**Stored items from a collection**

========================================================================

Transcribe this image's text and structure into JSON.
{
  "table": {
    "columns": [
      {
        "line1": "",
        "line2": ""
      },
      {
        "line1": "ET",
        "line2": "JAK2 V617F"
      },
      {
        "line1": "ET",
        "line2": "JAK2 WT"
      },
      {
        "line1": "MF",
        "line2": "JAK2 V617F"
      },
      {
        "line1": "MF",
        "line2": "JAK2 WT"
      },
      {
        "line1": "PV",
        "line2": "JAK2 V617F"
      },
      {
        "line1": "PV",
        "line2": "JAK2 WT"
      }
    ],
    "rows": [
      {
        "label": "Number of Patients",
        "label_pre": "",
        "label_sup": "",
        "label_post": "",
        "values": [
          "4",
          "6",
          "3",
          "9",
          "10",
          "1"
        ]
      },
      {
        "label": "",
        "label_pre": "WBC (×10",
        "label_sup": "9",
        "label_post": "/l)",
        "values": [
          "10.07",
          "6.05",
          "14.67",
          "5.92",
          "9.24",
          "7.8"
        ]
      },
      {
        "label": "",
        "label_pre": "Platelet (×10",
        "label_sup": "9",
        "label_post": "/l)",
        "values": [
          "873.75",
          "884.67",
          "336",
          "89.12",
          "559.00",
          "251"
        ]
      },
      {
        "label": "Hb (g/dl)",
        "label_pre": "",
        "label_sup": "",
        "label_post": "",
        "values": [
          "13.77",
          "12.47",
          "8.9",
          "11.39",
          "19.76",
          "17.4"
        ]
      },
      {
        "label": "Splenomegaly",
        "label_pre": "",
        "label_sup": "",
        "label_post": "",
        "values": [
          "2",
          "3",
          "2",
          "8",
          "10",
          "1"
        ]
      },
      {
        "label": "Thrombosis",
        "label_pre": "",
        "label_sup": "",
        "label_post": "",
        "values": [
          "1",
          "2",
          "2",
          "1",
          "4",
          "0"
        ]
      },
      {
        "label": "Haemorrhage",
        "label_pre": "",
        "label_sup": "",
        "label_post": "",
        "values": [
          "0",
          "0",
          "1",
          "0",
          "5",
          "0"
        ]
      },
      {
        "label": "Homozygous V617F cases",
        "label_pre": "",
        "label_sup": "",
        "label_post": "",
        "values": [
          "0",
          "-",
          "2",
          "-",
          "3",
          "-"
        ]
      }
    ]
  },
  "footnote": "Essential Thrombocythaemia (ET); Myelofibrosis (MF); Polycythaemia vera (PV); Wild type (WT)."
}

========================================================================

**Work instruction**
All of the entries, from the first line to the last, should be duplicated exactly.

**Output of the exercise**
Transcribe this image's text and structure into JSON.
{
  "table": {
    "columns": [
      {
        "line1": "",
        "line2": ""
      },
      {
        "line1": "ET",
        "line2": "JAK2 V617F"
      },
      {
        "line1": "ET",
        "line2": "JAK2 WT"
      },
      {
        "line1": "MF",
        "line2": "JAK2 V617F"
      },
      {
        "line1": "MF",
        "line2": "JAK2 WT"
      },
      {
        "line1": "PV",
        "line2": "JAK2 V617F"
      },
      {
        "line1": "PV",
        "line2": "JAK2 WT"
      }
    ],
    "rows": [
      {
        "label": "Number of Patients",
        "label_pre": "",
        "label_sup": "",
        "label_post": "",
        "values": [
          "4",
          "6",
          "3",
          "9",
          "10",
          "1"
        ]
      },
      {
        "label": "",
        "label_pre": "WBC (×10",
        "label_sup": "9",
        "label_post": "/l)",
        "values": [
          "10.07",
          "6.05",
          "14.67",
          "5.92",
          "9.24",
          "7.8"
        ]
      },
      {
        "label": "",
        "label_pre": "Platelet (×10",
        "label_sup": "9",
        "label_post": "/l)",
        "values": [
          "873.75",
          "884.67",
          "336",
          "89.12",
          "559.00",
          "251"
        ]
      },
      {
        "label": "Hb (g/dl)",
        "label_pre": "",
        "label_sup": "",
        "label_post": "",
        "values": [
          "13.77",
          "12.47",
          "8.9",
          "11.39",
          "19.76",
          "17.4"
        ]
      },
      {
        "label": "Splenomegaly",
        "label_pre": "",
        "label_sup": "",
        "label_post": "",
        "values": [
          "2",
          "3",
          "2",
          "8",
          "10",
          "1"
        ]
      },
      {
        "label": "Thrombosis",
        "label_pre": "",
        "label_sup": "",
        "label_post": "",
        "values": [
          "1",
          "2",
          "2",
          "1",
          "4",
          "0"
        ]
      },
      {
        "label": "Haemorrhage",
        "label_pre": "",
        "label_sup": "",
        "label_post": "",
        "values": [
          "0",
          "0",
          "1",
          "0",
          "5",
          "0"
        ]
      },
      {
        "label": "Homozygous V617F cases",
        "label_pre": "",
        "label_sup": "",
        "label_post": "",
        "values": [
          "0",
          "-",
          "2",
          "-",
          "3",
          "-"
        ]
      }
    ]
  },
  "footnote": "Essential Thrombocythaemia (ET); Myelofibrosis (MF); Polycythaemia vera (PV); Wild type (WT)."
}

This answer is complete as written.